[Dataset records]
════════

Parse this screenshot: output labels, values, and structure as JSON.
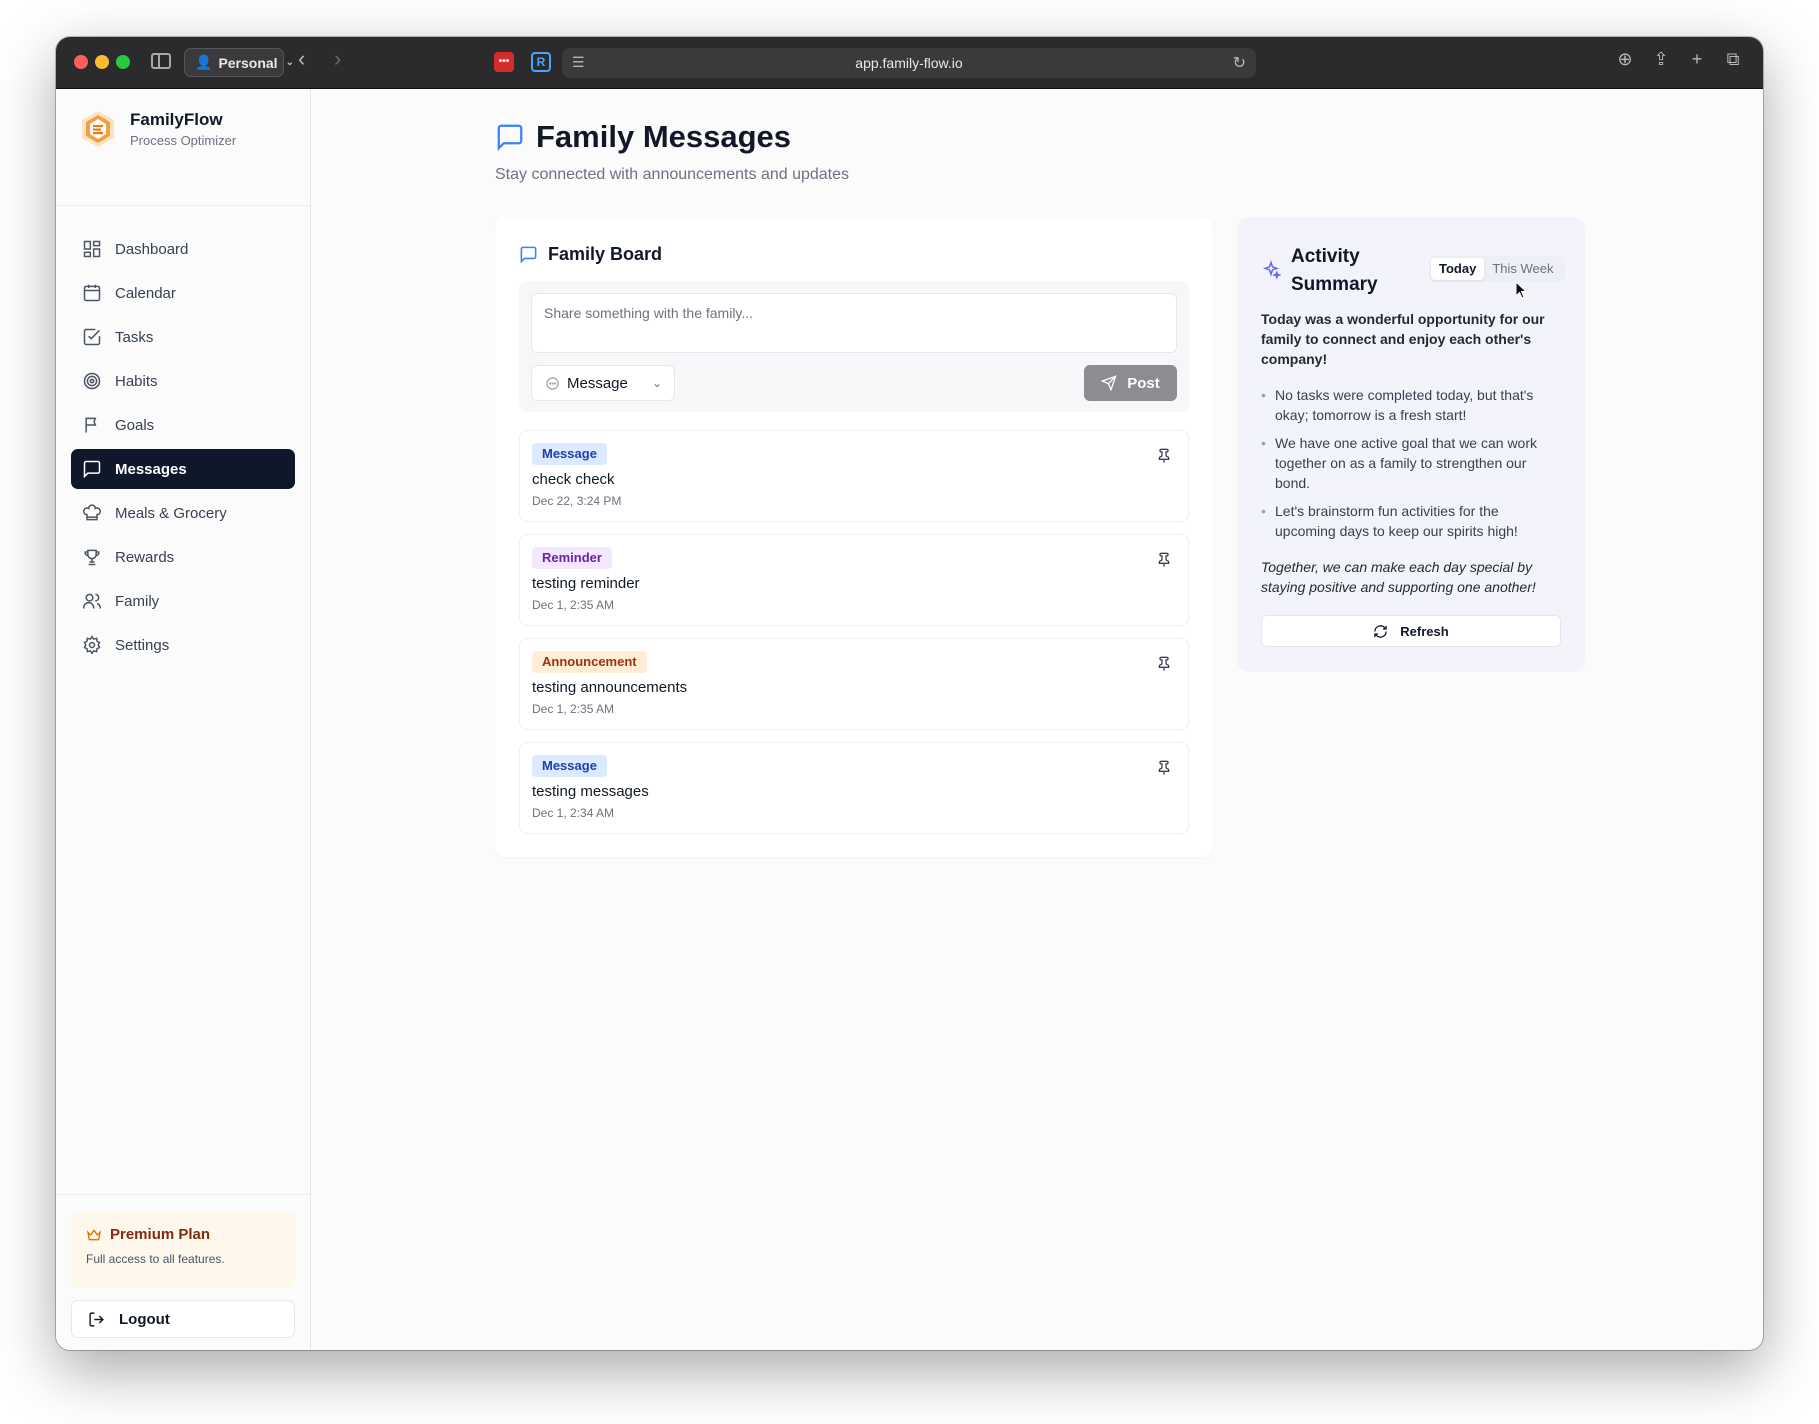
{
  "browser": {
    "profile_label": "Personal",
    "url": "app.family-flow.io"
  },
  "brand": {
    "name": "FamilyFlow",
    "subtitle": "Process Optimizer"
  },
  "nav": {
    "items": [
      {
        "label": "Dashboard",
        "icon": "dashboard-icon"
      },
      {
        "label": "Calendar",
        "icon": "calendar-icon"
      },
      {
        "label": "Tasks",
        "icon": "checkbox-icon"
      },
      {
        "label": "Habits",
        "icon": "target-icon"
      },
      {
        "label": "Goals",
        "icon": "flag-icon"
      },
      {
        "label": "Messages",
        "icon": "message-icon",
        "active": true
      },
      {
        "label": "Meals & Grocery",
        "icon": "chef-hat-icon"
      },
      {
        "label": "Rewards",
        "icon": "trophy-icon"
      },
      {
        "label": "Family",
        "icon": "users-icon"
      },
      {
        "label": "Settings",
        "icon": "gear-icon"
      }
    ]
  },
  "premium": {
    "title": "Premium Plan",
    "subtitle": "Full access to all features."
  },
  "logout_label": "Logout",
  "page": {
    "title": "Family Messages",
    "subtitle": "Stay connected with announcements and updates"
  },
  "board": {
    "title": "Family Board",
    "composer_placeholder": "Share something with the family...",
    "type_selected": "Message",
    "post_label": "Post",
    "posts": [
      {
        "tag": "Message",
        "text": "check check",
        "date": "Dec 22, 3:24 PM"
      },
      {
        "tag": "Reminder",
        "text": "testing reminder",
        "date": "Dec 1, 2:35 AM"
      },
      {
        "tag": "Announcement",
        "text": "testing announcements",
        "date": "Dec 1, 2:35 AM"
      },
      {
        "tag": "Message",
        "text": "testing messages",
        "date": "Dec 1, 2:34 AM"
      }
    ]
  },
  "activity": {
    "title": "Activity Summary",
    "tabs": [
      "Today",
      "This Week"
    ],
    "selected_tab": "Today",
    "intro": "Today was a wonderful opportunity for our family to connect and enjoy each other's company!",
    "bullets": [
      "No tasks were completed today, but that's okay; tomorrow is a fresh start!",
      "We have one active goal that we can work together on as a family to strengthen our bond.",
      "Let's brainstorm fun activities for the upcoming days to keep our spirits high!"
    ],
    "outro": "Together, we can make each day special by staying positive and supporting one another!",
    "refresh_label": "Refresh"
  },
  "colors": {
    "active_nav_bg": "#0f172a",
    "accent_blue": "#3b82f6",
    "activity_bg": "#f3f3fc"
  }
}
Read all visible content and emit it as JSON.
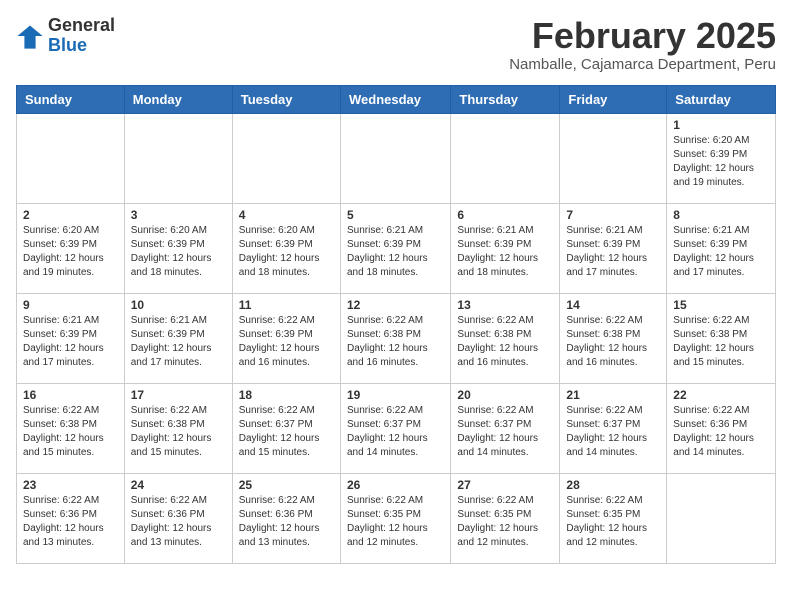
{
  "logo": {
    "general": "General",
    "blue": "Blue"
  },
  "header": {
    "title": "February 2025",
    "subtitle": "Namballe, Cajamarca Department, Peru"
  },
  "weekdays": [
    "Sunday",
    "Monday",
    "Tuesday",
    "Wednesday",
    "Thursday",
    "Friday",
    "Saturday"
  ],
  "weeks": [
    [
      {
        "day": "",
        "info": ""
      },
      {
        "day": "",
        "info": ""
      },
      {
        "day": "",
        "info": ""
      },
      {
        "day": "",
        "info": ""
      },
      {
        "day": "",
        "info": ""
      },
      {
        "day": "",
        "info": ""
      },
      {
        "day": "1",
        "info": "Sunrise: 6:20 AM\nSunset: 6:39 PM\nDaylight: 12 hours\nand 19 minutes."
      }
    ],
    [
      {
        "day": "2",
        "info": "Sunrise: 6:20 AM\nSunset: 6:39 PM\nDaylight: 12 hours\nand 19 minutes."
      },
      {
        "day": "3",
        "info": "Sunrise: 6:20 AM\nSunset: 6:39 PM\nDaylight: 12 hours\nand 18 minutes."
      },
      {
        "day": "4",
        "info": "Sunrise: 6:20 AM\nSunset: 6:39 PM\nDaylight: 12 hours\nand 18 minutes."
      },
      {
        "day": "5",
        "info": "Sunrise: 6:21 AM\nSunset: 6:39 PM\nDaylight: 12 hours\nand 18 minutes."
      },
      {
        "day": "6",
        "info": "Sunrise: 6:21 AM\nSunset: 6:39 PM\nDaylight: 12 hours\nand 18 minutes."
      },
      {
        "day": "7",
        "info": "Sunrise: 6:21 AM\nSunset: 6:39 PM\nDaylight: 12 hours\nand 17 minutes."
      },
      {
        "day": "8",
        "info": "Sunrise: 6:21 AM\nSunset: 6:39 PM\nDaylight: 12 hours\nand 17 minutes."
      }
    ],
    [
      {
        "day": "9",
        "info": "Sunrise: 6:21 AM\nSunset: 6:39 PM\nDaylight: 12 hours\nand 17 minutes."
      },
      {
        "day": "10",
        "info": "Sunrise: 6:21 AM\nSunset: 6:39 PM\nDaylight: 12 hours\nand 17 minutes."
      },
      {
        "day": "11",
        "info": "Sunrise: 6:22 AM\nSunset: 6:39 PM\nDaylight: 12 hours\nand 16 minutes."
      },
      {
        "day": "12",
        "info": "Sunrise: 6:22 AM\nSunset: 6:38 PM\nDaylight: 12 hours\nand 16 minutes."
      },
      {
        "day": "13",
        "info": "Sunrise: 6:22 AM\nSunset: 6:38 PM\nDaylight: 12 hours\nand 16 minutes."
      },
      {
        "day": "14",
        "info": "Sunrise: 6:22 AM\nSunset: 6:38 PM\nDaylight: 12 hours\nand 16 minutes."
      },
      {
        "day": "15",
        "info": "Sunrise: 6:22 AM\nSunset: 6:38 PM\nDaylight: 12 hours\nand 15 minutes."
      }
    ],
    [
      {
        "day": "16",
        "info": "Sunrise: 6:22 AM\nSunset: 6:38 PM\nDaylight: 12 hours\nand 15 minutes."
      },
      {
        "day": "17",
        "info": "Sunrise: 6:22 AM\nSunset: 6:38 PM\nDaylight: 12 hours\nand 15 minutes."
      },
      {
        "day": "18",
        "info": "Sunrise: 6:22 AM\nSunset: 6:37 PM\nDaylight: 12 hours\nand 15 minutes."
      },
      {
        "day": "19",
        "info": "Sunrise: 6:22 AM\nSunset: 6:37 PM\nDaylight: 12 hours\nand 14 minutes."
      },
      {
        "day": "20",
        "info": "Sunrise: 6:22 AM\nSunset: 6:37 PM\nDaylight: 12 hours\nand 14 minutes."
      },
      {
        "day": "21",
        "info": "Sunrise: 6:22 AM\nSunset: 6:37 PM\nDaylight: 12 hours\nand 14 minutes."
      },
      {
        "day": "22",
        "info": "Sunrise: 6:22 AM\nSunset: 6:36 PM\nDaylight: 12 hours\nand 14 minutes."
      }
    ],
    [
      {
        "day": "23",
        "info": "Sunrise: 6:22 AM\nSunset: 6:36 PM\nDaylight: 12 hours\nand 13 minutes."
      },
      {
        "day": "24",
        "info": "Sunrise: 6:22 AM\nSunset: 6:36 PM\nDaylight: 12 hours\nand 13 minutes."
      },
      {
        "day": "25",
        "info": "Sunrise: 6:22 AM\nSunset: 6:36 PM\nDaylight: 12 hours\nand 13 minutes."
      },
      {
        "day": "26",
        "info": "Sunrise: 6:22 AM\nSunset: 6:35 PM\nDaylight: 12 hours\nand 12 minutes."
      },
      {
        "day": "27",
        "info": "Sunrise: 6:22 AM\nSunset: 6:35 PM\nDaylight: 12 hours\nand 12 minutes."
      },
      {
        "day": "28",
        "info": "Sunrise: 6:22 AM\nSunset: 6:35 PM\nDaylight: 12 hours\nand 12 minutes."
      },
      {
        "day": "",
        "info": ""
      }
    ]
  ]
}
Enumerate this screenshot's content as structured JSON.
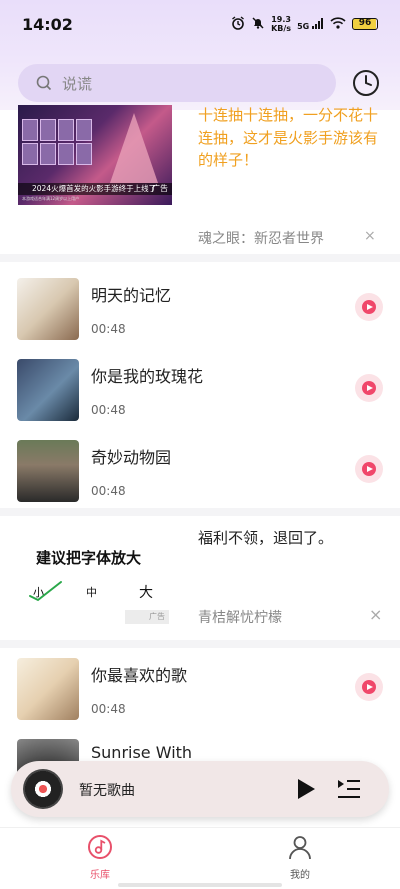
{
  "status_bar": {
    "time": "14:02",
    "net_speed_value": "19.3",
    "net_speed_unit": "KB/s",
    "signal_label": "5G",
    "battery": "96"
  },
  "search": {
    "placeholder": "说谎"
  },
  "ad_top": {
    "image_caption": "2024火爆首发的火影手游终于上线了",
    "image_subcaption": "本游戏适合年满12周岁以上用户",
    "image_tag": "广告",
    "headline": "十连抽十连抽，一分不花十连抽，这才是火影手游该有的样子！",
    "source": "魂之眼：新忍者世界",
    "close_symbol": "×"
  },
  "songs": [
    {
      "title": "明天的记忆",
      "duration": "00:48"
    },
    {
      "title": "你是我的玫瑰花",
      "duration": "00:48"
    },
    {
      "title": "奇妙动物园",
      "duration": "00:48"
    },
    {
      "title": "你最喜欢的歌",
      "duration": "00:48"
    },
    {
      "title": "Sunrise With",
      "duration": ""
    }
  ],
  "ad_middle": {
    "headline": "福利不领，退回了。",
    "font_title": "建议把字体放大",
    "size_small": "小",
    "size_medium": "中",
    "size_large": "大",
    "logo_tag": "广告",
    "source": "青桔解忧柠檬",
    "close_symbol": "×"
  },
  "player": {
    "now_playing": "暂无歌曲"
  },
  "nav": {
    "library": "乐库",
    "profile": "我的"
  },
  "colors": {
    "accent": "#e8506a",
    "ad_headline": "#f0a020",
    "search_bg": "#e2d6f4",
    "player_bg": "#f1e7e7"
  }
}
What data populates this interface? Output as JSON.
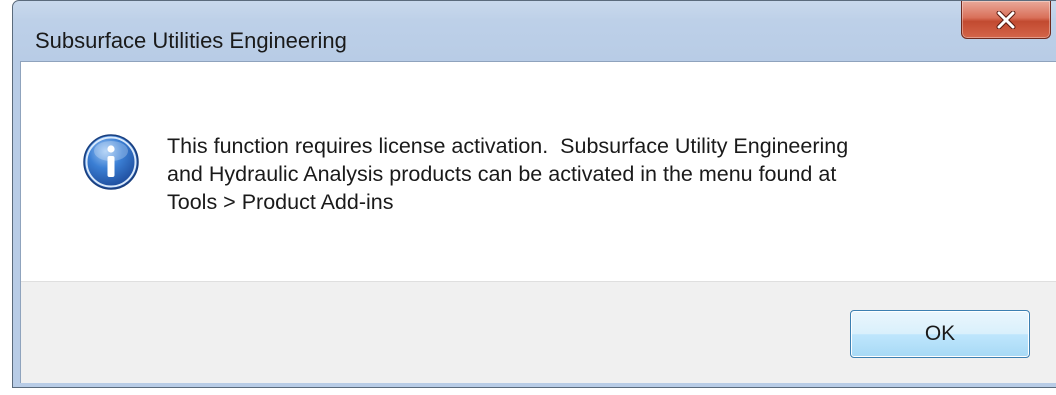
{
  "window": {
    "title": "Subsurface Utilities Engineering",
    "close_icon": "close-x-icon"
  },
  "message": {
    "icon": "info-icon",
    "text": "This function requires license activation.  Subsurface Utility Engineering\nand Hydraulic Analysis products can be activated in the menu found at\nTools > Product Add-ins"
  },
  "buttons": {
    "ok_label": "OK"
  },
  "colors": {
    "titlebar": "#bdd0e8",
    "close_button": "#c24a30",
    "button_area": "#f0f0f0",
    "ok_border": "#3c7fb1"
  }
}
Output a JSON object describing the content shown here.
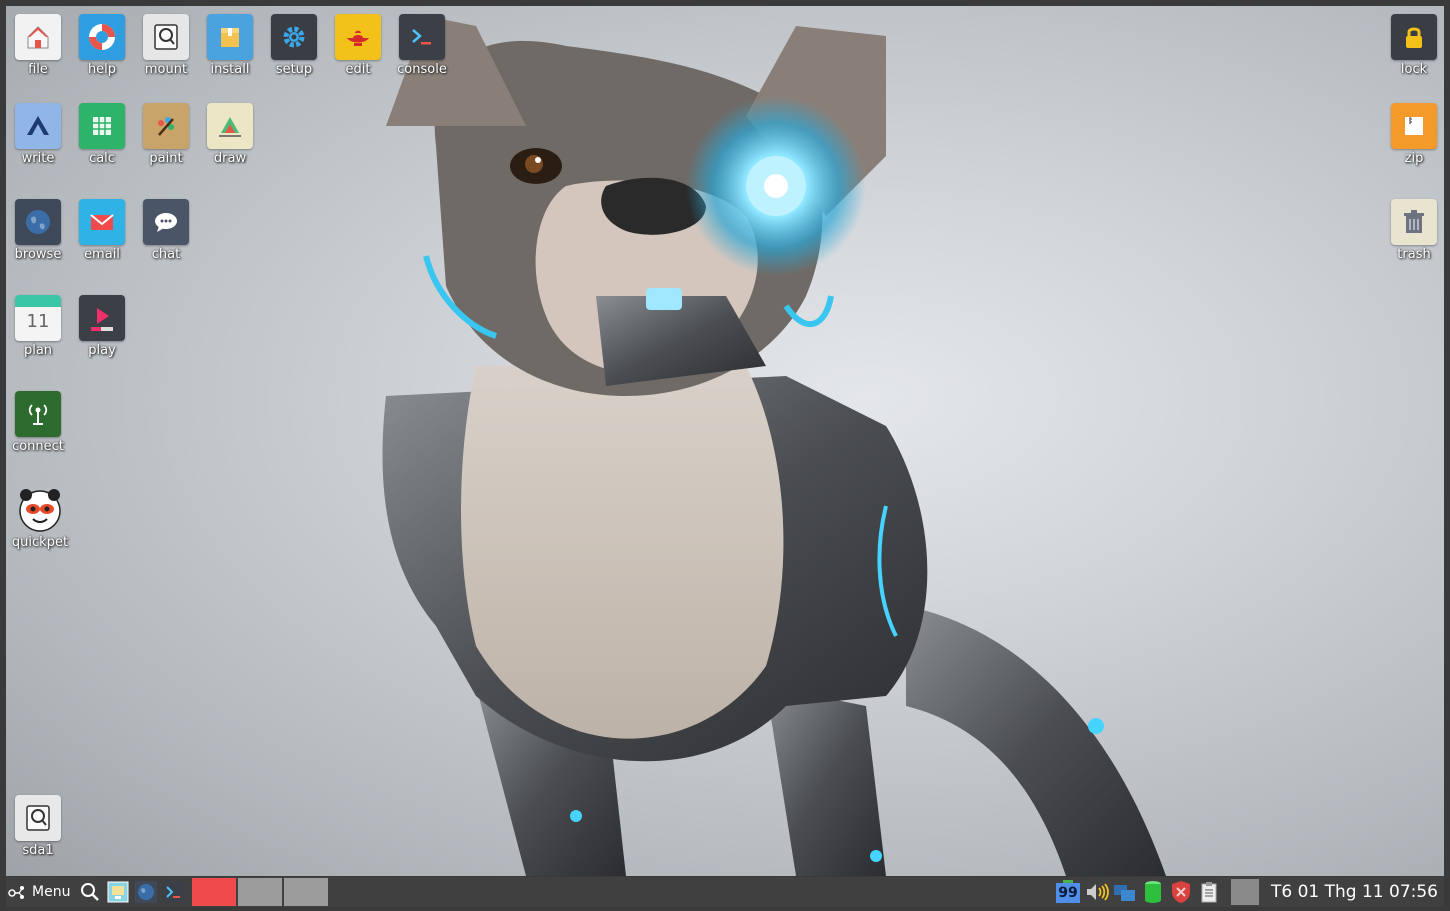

════════

DIRECTIONS FOR THIS TASK: Up to and including the last line of the listing, starting at the line with "What data populates", extract every line exactly and leave out the pictures.

SOLUTION FOR THIS EXERCISE:
What data populates this interface? Output as JSON.
{
  "window": {
    "title": "Subsurface Utilities Engineering",
    "close_icon": "close-x-icon"
  },
  "message": {
    "icon": "info-icon",
    "text": "This function requires license activation.  Subsurface Utility Engineering\nand Hydraulic Analysis products can be activated in the menu found at\nTools > Product Add-ins"
  },
  "buttons": {
    "ok_label": "OK"
  },
  "colors": {
    "titlebar": "#bdd0e8",
    "close_button": "#c24a30",
    "button_area": "#f0f0f0",
    "ok_border": "#3c7fb1"
  }
}
Output a JSON object describing the content shown here.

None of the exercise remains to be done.